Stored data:

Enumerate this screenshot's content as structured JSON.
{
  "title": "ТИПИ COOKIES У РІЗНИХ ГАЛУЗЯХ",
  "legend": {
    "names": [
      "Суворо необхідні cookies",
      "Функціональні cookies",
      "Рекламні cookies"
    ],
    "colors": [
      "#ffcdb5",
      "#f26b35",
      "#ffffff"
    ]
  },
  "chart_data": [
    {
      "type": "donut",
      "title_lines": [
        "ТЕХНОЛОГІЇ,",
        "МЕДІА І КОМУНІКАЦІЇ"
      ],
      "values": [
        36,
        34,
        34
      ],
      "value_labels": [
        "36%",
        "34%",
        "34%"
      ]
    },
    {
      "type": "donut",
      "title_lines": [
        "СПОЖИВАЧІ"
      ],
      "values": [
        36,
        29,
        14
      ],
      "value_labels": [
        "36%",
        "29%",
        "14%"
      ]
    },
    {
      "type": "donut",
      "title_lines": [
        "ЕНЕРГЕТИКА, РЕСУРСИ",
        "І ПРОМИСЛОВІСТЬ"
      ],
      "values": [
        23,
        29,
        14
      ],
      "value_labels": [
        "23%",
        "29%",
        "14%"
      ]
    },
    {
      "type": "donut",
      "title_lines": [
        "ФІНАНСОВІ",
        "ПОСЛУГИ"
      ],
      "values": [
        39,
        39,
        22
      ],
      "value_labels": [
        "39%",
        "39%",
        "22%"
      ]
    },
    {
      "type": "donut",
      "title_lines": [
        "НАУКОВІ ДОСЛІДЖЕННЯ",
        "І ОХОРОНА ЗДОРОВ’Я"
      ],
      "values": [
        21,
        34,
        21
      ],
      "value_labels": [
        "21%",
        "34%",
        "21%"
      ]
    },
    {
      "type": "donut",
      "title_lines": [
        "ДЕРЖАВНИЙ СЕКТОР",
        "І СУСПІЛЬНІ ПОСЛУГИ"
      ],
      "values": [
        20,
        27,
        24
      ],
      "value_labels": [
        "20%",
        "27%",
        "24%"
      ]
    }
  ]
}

The request: Reproduce each entry word for word.

Complete response:
Enumerate this screenshot's content as structured JSON.
{
  "title": "ТИПИ COOKIES У РІЗНИХ ГАЛУЗЯХ",
  "legend": {
    "names": [
      "Суворо необхідні cookies",
      "Функціональні cookies",
      "Рекламні cookies"
    ],
    "colors": [
      "#ffcdb5",
      "#f26b35",
      "#ffffff"
    ]
  },
  "chart_data": [
    {
      "type": "donut",
      "title_lines": [
        "ТЕХНОЛОГІЇ,",
        "МЕДІА І КОМУНІКАЦІЇ"
      ],
      "values": [
        36,
        34,
        34
      ],
      "value_labels": [
        "36%",
        "34%",
        "34%"
      ]
    },
    {
      "type": "donut",
      "title_lines": [
        "СПОЖИВАЧІ"
      ],
      "values": [
        36,
        29,
        14
      ],
      "value_labels": [
        "36%",
        "29%",
        "14%"
      ]
    },
    {
      "type": "donut",
      "title_lines": [
        "ЕНЕРГЕТИКА, РЕСУРСИ",
        "І ПРОМИСЛОВІСТЬ"
      ],
      "values": [
        23,
        29,
        14
      ],
      "value_labels": [
        "23%",
        "29%",
        "14%"
      ]
    },
    {
      "type": "donut",
      "title_lines": [
        "ФІНАНСОВІ",
        "ПОСЛУГИ"
      ],
      "values": [
        39,
        39,
        22
      ],
      "value_labels": [
        "39%",
        "39%",
        "22%"
      ]
    },
    {
      "type": "donut",
      "title_lines": [
        "НАУКОВІ ДОСЛІДЖЕННЯ",
        "І ОХОРОНА ЗДОРОВ’Я"
      ],
      "values": [
        21,
        34,
        21
      ],
      "value_labels": [
        "21%",
        "34%",
        "21%"
      ]
    },
    {
      "type": "donut",
      "title_lines": [
        "ДЕРЖАВНИЙ СЕКТОР",
        "І СУСПІЛЬНІ ПОСЛУГИ"
      ],
      "values": [
        20,
        27,
        24
      ],
      "value_labels": [
        "20%",
        "27%",
        "24%"
      ]
    }
  ]
}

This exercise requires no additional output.